Goal: Return the part of the data that opens with the line containing "Point [294, 293, 316, 308]" and closes with the line containing "Point [69, 100, 91, 114]" as a JSON list of strings, one string per line and blank lines left out.

=====

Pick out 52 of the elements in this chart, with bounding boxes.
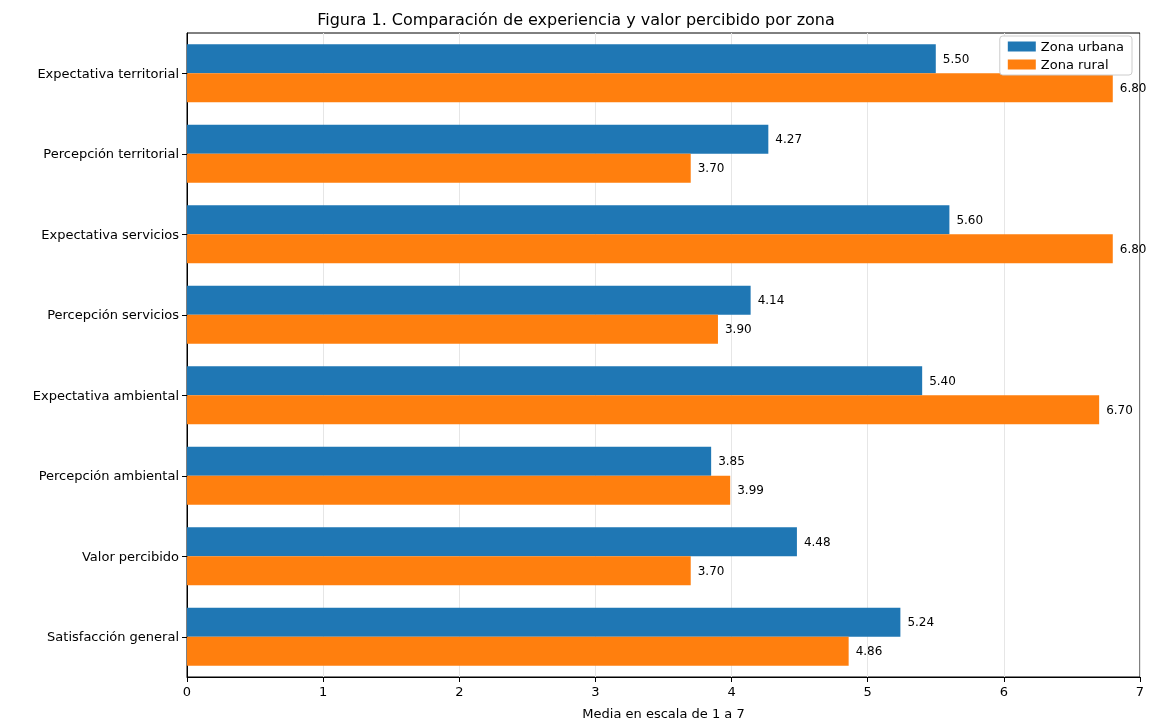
data-label: 5.24	[907, 615, 935, 630]
x-tick-label: 1	[319, 684, 328, 699]
data-label: 6.80	[1119, 80, 1147, 95]
x-tick-label: 4	[727, 684, 736, 699]
legend-label: Zona rural	[1040, 57, 1109, 72]
data-label: 3.99	[737, 483, 764, 498]
data-label: 4.14	[757, 293, 785, 308]
data-label: 4.27	[775, 132, 803, 147]
x-axis-title: Media en escala de 1 a 7	[582, 706, 745, 721]
y-tick-label: Valor percibido	[81, 548, 180, 564]
y-tick-label: Percepción ambiental	[38, 468, 179, 484]
x-tick-label: 5	[863, 684, 872, 699]
x-tick-label: 7	[1135, 684, 1145, 699]
data-label: 3.70	[697, 563, 725, 578]
x-tick-label: 6	[999, 684, 1008, 699]
data-label: 5.40	[929, 373, 956, 388]
bar	[187, 556, 691, 586]
data-label: 5.50	[942, 51, 970, 66]
bar	[187, 527, 797, 557]
bar	[187, 73, 1113, 103]
data-label: 5.60	[956, 212, 984, 227]
data-label: 6.80	[1119, 241, 1147, 256]
data-label: 4.86	[855, 644, 883, 659]
data-label: 6.70	[1106, 402, 1133, 417]
legend-label: Zona urbana	[1040, 39, 1125, 54]
y-tick-label: Expectativa servicios	[41, 226, 180, 242]
x-tick-label: 0	[182, 684, 192, 699]
x-tick-label: 2	[455, 684, 464, 699]
data-label: 3.90	[724, 322, 752, 337]
bar	[187, 124, 769, 154]
bar	[187, 607, 901, 637]
y-tick-label: Expectativa territorial	[37, 65, 179, 81]
data-label: 3.85	[718, 454, 745, 469]
bar	[187, 636, 849, 666]
y-tick-label: Percepción servicios	[47, 307, 180, 323]
bar	[187, 44, 936, 74]
bar	[187, 205, 950, 235]
x-tick-label: 3	[591, 684, 600, 699]
bar	[187, 366, 923, 396]
bar	[187, 234, 1113, 264]
bar	[187, 475, 731, 505]
bar	[187, 446, 712, 476]
data-label: 4.48	[803, 534, 831, 549]
bar	[187, 395, 1100, 425]
bar	[187, 153, 691, 183]
data-label: 3.70	[697, 161, 725, 176]
y-tick-label: Satisfacción general	[47, 629, 179, 645]
y-tick-label: Expectativa ambiental	[32, 387, 179, 403]
bar	[187, 285, 751, 315]
chart-title: Figura 1. Comparación de experiencia y valor percibido por zona	[317, 9, 835, 29]
bar	[187, 314, 718, 344]
y-tick-label: Percepción territorial	[43, 146, 179, 162]
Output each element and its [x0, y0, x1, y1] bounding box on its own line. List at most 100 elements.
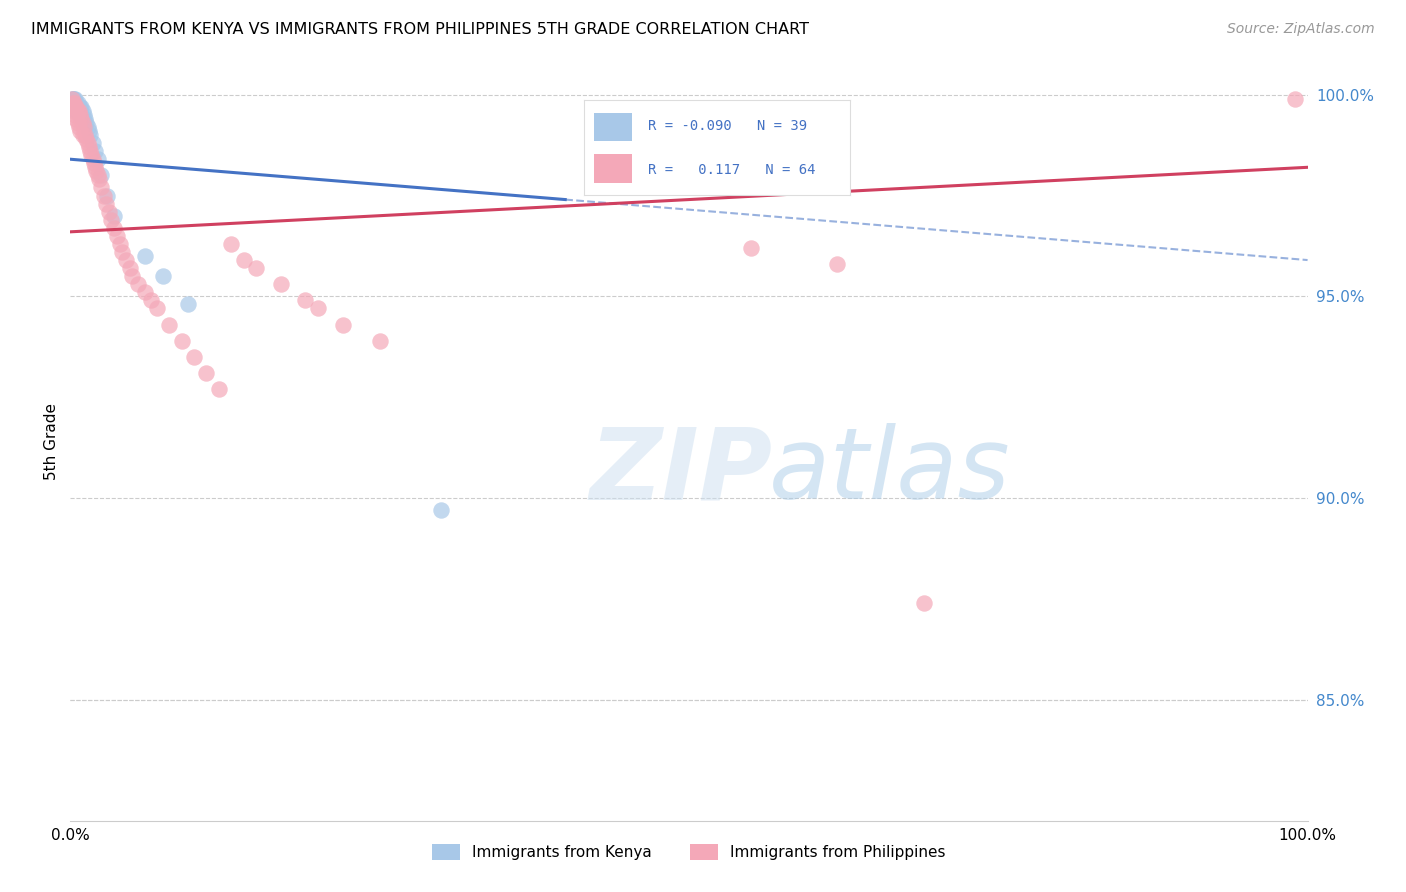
Point [294, 293, 316, 308]
Point [65, 112, 87, 126]
Point [307, 301, 329, 316]
Point [134, 249, 156, 263]
Point [84, 161, 107, 175]
Point [62, 100, 84, 114]
Point [76, 120, 98, 134]
Point [84, 144, 107, 158]
Point [90, 169, 112, 183]
Point [62, 92, 84, 106]
Point [63, 95, 86, 110]
Point [72, 112, 94, 126]
Point [63, 95, 86, 110]
Point [73, 120, 96, 134]
Point [69, 100, 91, 114]
Point [75, 116, 97, 130]
Y-axis label: 5th Grade: 5th Grade [44, 403, 59, 480]
Point [118, 261, 141, 276]
Point [83, 156, 105, 170]
Point [740, 241, 762, 255]
Point [60, 92, 83, 106]
Point [65, 100, 87, 114]
Point [62, 92, 84, 106]
Point [65, 103, 87, 118]
Point [67, 103, 90, 118]
Point [77, 124, 100, 138]
Point [72, 116, 94, 130]
Point [79, 144, 101, 158]
Point [827, 257, 849, 271]
Point [69, 108, 91, 122]
Point [67, 120, 90, 134]
Point [65, 100, 87, 114]
Point [76, 136, 98, 150]
Point [134, 285, 156, 300]
Point [63, 92, 86, 106]
Text: Source: ZipAtlas.com: Source: ZipAtlas.com [1227, 22, 1375, 37]
Point [332, 318, 354, 332]
Point [93, 188, 115, 202]
Point [157, 318, 180, 332]
Point [195, 366, 218, 380]
Point [208, 382, 231, 396]
Point [219, 236, 242, 251]
Point [62, 95, 84, 110]
Point [177, 297, 200, 311]
Point [115, 253, 138, 268]
Point [70, 108, 93, 122]
Point [82, 136, 104, 150]
Point [75, 132, 97, 146]
Point [77, 140, 100, 154]
Point [60, 92, 83, 106]
Point [86, 169, 108, 183]
Point [72, 103, 94, 118]
Point [139, 293, 162, 308]
Point [103, 209, 125, 223]
Point [63, 103, 86, 118]
Point [69, 124, 91, 138]
Point [65, 95, 87, 110]
Point [75, 128, 97, 142]
Point [65, 95, 87, 110]
Point [69, 108, 91, 122]
Point [67, 100, 90, 114]
Point [87, 172, 110, 186]
Point [97, 204, 120, 219]
Point [65, 92, 87, 106]
Point [152, 269, 174, 284]
Point [75, 112, 97, 126]
Point [245, 261, 267, 276]
Point [79, 128, 101, 142]
Point [912, 596, 935, 610]
Point [86, 153, 108, 167]
Point [63, 95, 86, 110]
Point [82, 153, 104, 167]
Point [65, 100, 87, 114]
Point [72, 128, 94, 142]
Point [1284, 92, 1306, 106]
Point [70, 112, 93, 126]
Text: atlas: atlas [769, 424, 1011, 520]
Point [66, 103, 89, 118]
Legend: Immigrants from Kenya, Immigrants from Philippines: Immigrants from Kenya, Immigrants from P… [426, 838, 952, 866]
Point [108, 236, 131, 251]
Point [127, 277, 149, 292]
Point [70, 100, 93, 114]
Point [66, 116, 89, 130]
Point [368, 334, 391, 348]
Point [90, 180, 112, 194]
Point [80, 148, 103, 162]
Point [103, 220, 125, 235]
Point [111, 245, 134, 260]
Text: IMMIGRANTS FROM KENYA VS IMMIGRANTS FROM PHILIPPINES 5TH GRADE CORRELATION CHART: IMMIGRANTS FROM KENYA VS IMMIGRANTS FROM… [31, 22, 808, 37]
Point [73, 108, 96, 122]
Point [121, 269, 143, 284]
Point [66, 95, 89, 110]
Point [84, 164, 107, 178]
Point [96, 188, 118, 202]
Point [96, 196, 118, 211]
Text: ZIP: ZIP [591, 424, 773, 520]
Point [65, 100, 87, 114]
Point [100, 212, 122, 227]
Point [430, 503, 453, 517]
Point [232, 253, 254, 268]
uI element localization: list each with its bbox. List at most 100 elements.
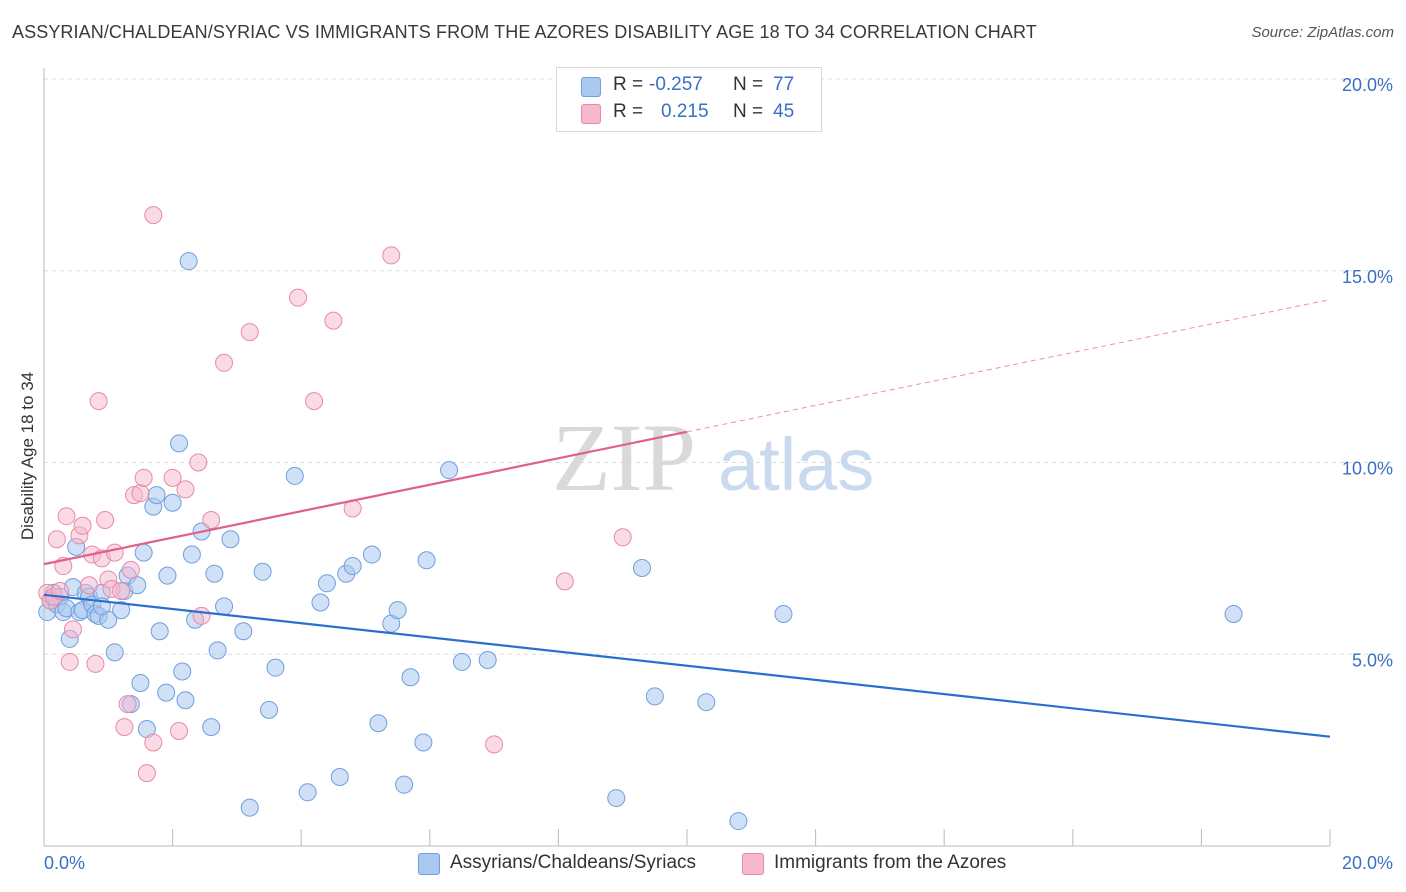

=====

Output for this task:
[
  "Point [294, 293, 316, 308]",
  "Point [65, 112, 87, 126]",
  "Point [307, 301, 329, 316]",
  "Point [134, 249, 156, 263]",
  "Point [84, 161, 107, 175]",
  "Point [62, 100, 84, 114]",
  "Point [76, 120, 98, 134]",
  "Point [84, 144, 107, 158]",
  "Point [90, 169, 112, 183]",
  "Point [62, 92, 84, 106]",
  "Point [63, 95, 86, 110]",
  "Point [72, 112, 94, 126]",
  "Point [63, 95, 86, 110]",
  "Point [73, 120, 96, 134]",
  "Point [69, 100, 91, 114]"
]